Would you return all of this data exactly, leaving nothing out?

━━ SOURCE RECORDS

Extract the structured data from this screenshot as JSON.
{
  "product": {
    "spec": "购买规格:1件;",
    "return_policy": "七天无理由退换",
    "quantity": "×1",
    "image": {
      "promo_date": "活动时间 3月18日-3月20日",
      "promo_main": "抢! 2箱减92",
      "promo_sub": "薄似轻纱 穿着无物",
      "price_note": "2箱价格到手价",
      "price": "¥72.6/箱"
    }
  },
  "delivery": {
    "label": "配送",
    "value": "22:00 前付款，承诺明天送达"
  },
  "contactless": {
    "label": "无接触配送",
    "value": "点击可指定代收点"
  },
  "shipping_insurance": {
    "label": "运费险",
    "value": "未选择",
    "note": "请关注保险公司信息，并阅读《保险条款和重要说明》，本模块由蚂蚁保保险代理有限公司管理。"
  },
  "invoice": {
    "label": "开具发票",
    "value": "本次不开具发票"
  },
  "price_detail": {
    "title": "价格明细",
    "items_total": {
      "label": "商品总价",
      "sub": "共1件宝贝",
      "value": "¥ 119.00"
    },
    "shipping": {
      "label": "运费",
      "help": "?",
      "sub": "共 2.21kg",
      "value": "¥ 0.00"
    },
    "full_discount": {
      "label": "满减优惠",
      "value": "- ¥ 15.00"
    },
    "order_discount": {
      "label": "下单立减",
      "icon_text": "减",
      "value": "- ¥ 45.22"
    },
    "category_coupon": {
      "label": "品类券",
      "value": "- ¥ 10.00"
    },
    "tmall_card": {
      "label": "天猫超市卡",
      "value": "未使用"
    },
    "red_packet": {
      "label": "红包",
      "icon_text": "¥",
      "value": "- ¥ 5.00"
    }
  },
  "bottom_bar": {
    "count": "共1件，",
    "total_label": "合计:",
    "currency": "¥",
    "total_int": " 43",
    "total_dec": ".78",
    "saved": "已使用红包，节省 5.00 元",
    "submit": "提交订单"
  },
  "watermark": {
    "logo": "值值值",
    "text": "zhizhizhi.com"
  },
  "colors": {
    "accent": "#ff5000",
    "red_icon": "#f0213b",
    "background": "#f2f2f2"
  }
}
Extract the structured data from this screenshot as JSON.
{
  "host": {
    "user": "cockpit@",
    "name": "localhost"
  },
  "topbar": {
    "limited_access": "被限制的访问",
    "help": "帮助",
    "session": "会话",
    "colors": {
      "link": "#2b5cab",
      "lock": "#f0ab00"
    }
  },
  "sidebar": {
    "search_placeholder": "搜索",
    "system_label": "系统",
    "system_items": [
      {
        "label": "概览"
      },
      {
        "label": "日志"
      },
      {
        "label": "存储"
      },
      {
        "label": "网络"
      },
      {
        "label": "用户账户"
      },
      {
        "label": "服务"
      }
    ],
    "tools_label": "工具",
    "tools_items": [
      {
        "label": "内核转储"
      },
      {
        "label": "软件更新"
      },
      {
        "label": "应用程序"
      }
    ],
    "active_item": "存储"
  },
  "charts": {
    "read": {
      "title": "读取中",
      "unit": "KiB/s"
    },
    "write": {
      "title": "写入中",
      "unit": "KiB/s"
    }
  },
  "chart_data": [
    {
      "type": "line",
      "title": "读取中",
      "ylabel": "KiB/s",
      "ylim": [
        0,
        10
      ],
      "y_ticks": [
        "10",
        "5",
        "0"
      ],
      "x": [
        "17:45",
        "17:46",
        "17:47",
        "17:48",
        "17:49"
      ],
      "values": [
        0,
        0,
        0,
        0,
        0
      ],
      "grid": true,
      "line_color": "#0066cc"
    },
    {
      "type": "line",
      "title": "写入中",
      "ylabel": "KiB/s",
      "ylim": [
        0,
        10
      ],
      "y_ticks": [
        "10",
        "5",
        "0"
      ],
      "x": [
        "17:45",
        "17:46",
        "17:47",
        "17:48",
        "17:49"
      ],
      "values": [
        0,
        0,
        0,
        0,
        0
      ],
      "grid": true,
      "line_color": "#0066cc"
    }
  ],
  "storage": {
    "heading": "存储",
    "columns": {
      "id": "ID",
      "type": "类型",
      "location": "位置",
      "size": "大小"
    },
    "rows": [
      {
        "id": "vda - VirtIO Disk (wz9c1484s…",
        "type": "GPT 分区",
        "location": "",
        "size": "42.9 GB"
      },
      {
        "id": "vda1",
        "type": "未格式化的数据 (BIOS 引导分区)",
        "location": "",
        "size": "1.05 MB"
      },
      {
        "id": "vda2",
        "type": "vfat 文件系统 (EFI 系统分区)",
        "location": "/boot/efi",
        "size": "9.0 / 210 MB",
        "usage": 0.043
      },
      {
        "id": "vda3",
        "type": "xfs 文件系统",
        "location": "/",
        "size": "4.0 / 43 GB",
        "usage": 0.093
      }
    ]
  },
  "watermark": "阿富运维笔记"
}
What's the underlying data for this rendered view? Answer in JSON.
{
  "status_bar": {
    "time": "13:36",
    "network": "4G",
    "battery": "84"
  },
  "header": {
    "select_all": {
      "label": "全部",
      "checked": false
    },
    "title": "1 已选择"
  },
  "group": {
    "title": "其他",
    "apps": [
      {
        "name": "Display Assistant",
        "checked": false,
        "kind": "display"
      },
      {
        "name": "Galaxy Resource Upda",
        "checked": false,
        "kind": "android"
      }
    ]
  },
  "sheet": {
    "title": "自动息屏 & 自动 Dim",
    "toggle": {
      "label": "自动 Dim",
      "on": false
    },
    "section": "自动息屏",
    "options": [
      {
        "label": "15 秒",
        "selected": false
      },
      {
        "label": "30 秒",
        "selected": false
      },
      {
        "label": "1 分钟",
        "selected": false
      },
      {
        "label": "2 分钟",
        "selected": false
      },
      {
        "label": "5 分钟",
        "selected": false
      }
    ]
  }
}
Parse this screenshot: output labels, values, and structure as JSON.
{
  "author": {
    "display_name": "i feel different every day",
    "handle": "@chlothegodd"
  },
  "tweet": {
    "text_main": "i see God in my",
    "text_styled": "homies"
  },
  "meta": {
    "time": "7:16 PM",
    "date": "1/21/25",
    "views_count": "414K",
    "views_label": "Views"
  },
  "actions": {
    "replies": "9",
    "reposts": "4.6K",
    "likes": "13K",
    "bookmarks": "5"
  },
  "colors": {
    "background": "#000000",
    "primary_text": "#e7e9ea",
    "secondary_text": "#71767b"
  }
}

━━━━

— WORKED SOLUTION —
Extract the structured data from this screenshot as JSON.
{
  "product": {
    "spec": "购买规格:1件;",
    "return_policy": "七天无理由退换",
    "quantity": "×1",
    "image": {
      "promo_date": "活动时间 3月18日-3月20日",
      "promo_main": "抢! 2箱减92",
      "promo_sub": "薄似轻纱 穿着无物",
      "price_note": "2箱价格到手价",
      "price": "¥72.6/箱"
    }
  },
  "delivery": {
    "label": "配送",
    "value": "22:00 前付款，承诺明天送达"
  },
  "contactless": {
    "label": "无接触配送",
    "value": "点击可指定代收点"
  },
  "shipping_insurance": {
    "label": "运费险",
    "value": "未选择",
    "note": "请关注保险公司信息，并阅读《保险条款和重要说明》，本模块由蚂蚁保保险代理有限公司管理。"
  },
  "invoice": {
    "label": "开具发票",
    "value": "本次不开具发票"
  },
  "price_detail": {
    "title": "价格明细",
    "items_total": {
      "label": "商品总价",
      "sub": "共1件宝贝",
      "value": "¥ 119.00"
    },
    "shipping": {
      "label": "运费",
      "help": "?",
      "sub": "共 2.21kg",
      "value": "¥ 0.00"
    },
    "full_discount": {
      "label": "满减优惠",
      "value": "- ¥ 15.00"
    },
    "order_discount": {
      "label": "下单立减",
      "icon_text": "减",
      "value": "- ¥ 45.22"
    },
    "category_coupon": {
      "label": "品类券",
      "value": "- ¥ 10.00"
    },
    "tmall_card": {
      "label": "天猫超市卡",
      "value": "未使用"
    },
    "red_packet": {
      "label": "红包",
      "icon_text": "¥",
      "value": "- ¥ 5.00"
    }
  },
  "bottom_bar": {
    "count": "共1件，",
    "total_label": "合计:",
    "currency": "¥",
    "total_int": " 43",
    "total_dec": ".78",
    "saved": "已使用红包，节省 5.00 元",
    "submit": "提交订单"
  },
  "watermark": {
    "logo": "值值值",
    "text": "zhizhizhi.com"
  },
  "colors": {
    "accent": "#ff5000",
    "red_icon": "#f0213b",
    "background": "#f2f2f2"
  }
}
Extract the structured data from this screenshot as JSON.
{
  "host": {
    "user": "cockpit@",
    "name": "localhost"
  },
  "topbar": {
    "limited_access": "被限制的访问",
    "help": "帮助",
    "session": "会话",
    "colors": {
      "link": "#2b5cab",
      "lock": "#f0ab00"
    }
  },
  "sidebar": {
    "search_placeholder": "搜索",
    "system_label": "系统",
    "system_items": [
      {
        "label": "概览"
      },
      {
        "label": "日志"
      },
      {
        "label": "存储"
      },
      {
        "label": "网络"
      },
      {
        "label": "用户账户"
      },
      {
        "label": "服务"
      }
    ],
    "tools_label": "工具",
    "tools_items": [
      {
        "label": "内核转储"
      },
      {
        "label": "软件更新"
      },
      {
        "label": "应用程序"
      }
    ],
    "active_item": "存储"
  },
  "charts": {
    "read": {
      "title": "读取中",
      "unit": "KiB/s"
    },
    "write": {
      "title": "写入中",
      "unit": "KiB/s"
    }
  },
  "chart_data": [
    {
      "type": "line",
      "title": "读取中",
      "ylabel": "KiB/s",
      "ylim": [
        0,
        10
      ],
      "y_ticks": [
        "10",
        "5",
        "0"
      ],
      "x": [
        "17:45",
        "17:46",
        "17:47",
        "17:48",
        "17:49"
      ],
      "values": [
        0,
        0,
        0,
        0,
        0
      ],
      "grid": true,
      "line_color": "#0066cc"
    },
    {
      "type": "line",
      "title": "写入中",
      "ylabel": "KiB/s",
      "ylim": [
        0,
        10
      ],
      "y_ticks": [
        "10",
        "5",
        "0"
      ],
      "x": [
        "17:45",
        "17:46",
        "17:47",
        "17:48",
        "17:49"
      ],
      "values": [
        0,
        0,
        0,
        0,
        0
      ],
      "grid": true,
      "line_color": "#0066cc"
    }
  ],
  "storage": {
    "heading": "存储",
    "columns": {
      "id": "ID",
      "type": "类型",
      "location": "位置",
      "size": "大小"
    },
    "rows": [
      {
        "id": "vda - VirtIO Disk (wz9c1484s…",
        "type": "GPT 分区",
        "location": "",
        "size": "42.9 GB"
      },
      {
        "id": "vda1",
        "type": "未格式化的数据 (BIOS 引导分区)",
        "location": "",
        "size": "1.05 MB"
      },
      {
        "id": "vda2",
        "type": "vfat 文件系统 (EFI 系统分区)",
        "location": "/boot/efi",
        "size": "9.0 / 210 MB",
        "usage": 0.043
      },
      {
        "id": "vda3",
        "type": "xfs 文件系统",
        "location": "/",
        "size": "4.0 / 43 GB",
        "usage": 0.093
      }
    ]
  },
  "watermark": "阿富运维笔记"
}
What's the underlying data for this rendered view? Answer in JSON.
{
  "status_bar": {
    "time": "13:36",
    "network": "4G",
    "battery": "84"
  },
  "header": {
    "select_all": {
      "label": "全部",
      "checked": false
    },
    "title": "1 已选择"
  },
  "group": {
    "title": "其他",
    "apps": [
      {
        "name": "Display Assistant",
        "checked": false,
        "kind": "display"
      },
      {
        "name": "Galaxy Resource Upda",
        "checked": false,
        "kind": "android"
      }
    ]
  },
  "sheet": {
    "title": "自动息屏 & 自动 Dim",
    "toggle": {
      "label": "自动 Dim",
      "on": false
    },
    "section": "自动息屏",
    "options": [
      {
        "label": "15 秒",
        "selected": false
      },
      {
        "label": "30 秒",
        "selected": false
      },
      {
        "label": "1 分钟",
        "selected": false
      },
      {
        "label": "2 分钟",
        "selected": false
      },
      {
        "label": "5 分钟",
        "selected": false
      }
    ]
  }
}
Parse this screenshot: output labels, values, and structure as JSON.
{
  "author": {
    "display_name": "i feel different every day",
    "handle": "@chlothegodd"
  },
  "tweet": {
    "text_main": "i see God in my",
    "text_styled": "homies"
  },
  "meta": {
    "time": "7:16 PM",
    "date": "1/21/25",
    "views_count": "414K",
    "views_label": "Views"
  },
  "actions": {
    "replies": "9",
    "reposts": "4.6K",
    "likes": "13K",
    "bookmarks": "5"
  },
  "colors": {
    "background": "#000000",
    "primary_text": "#e7e9ea",
    "secondary_text": "#71767b"
  }
}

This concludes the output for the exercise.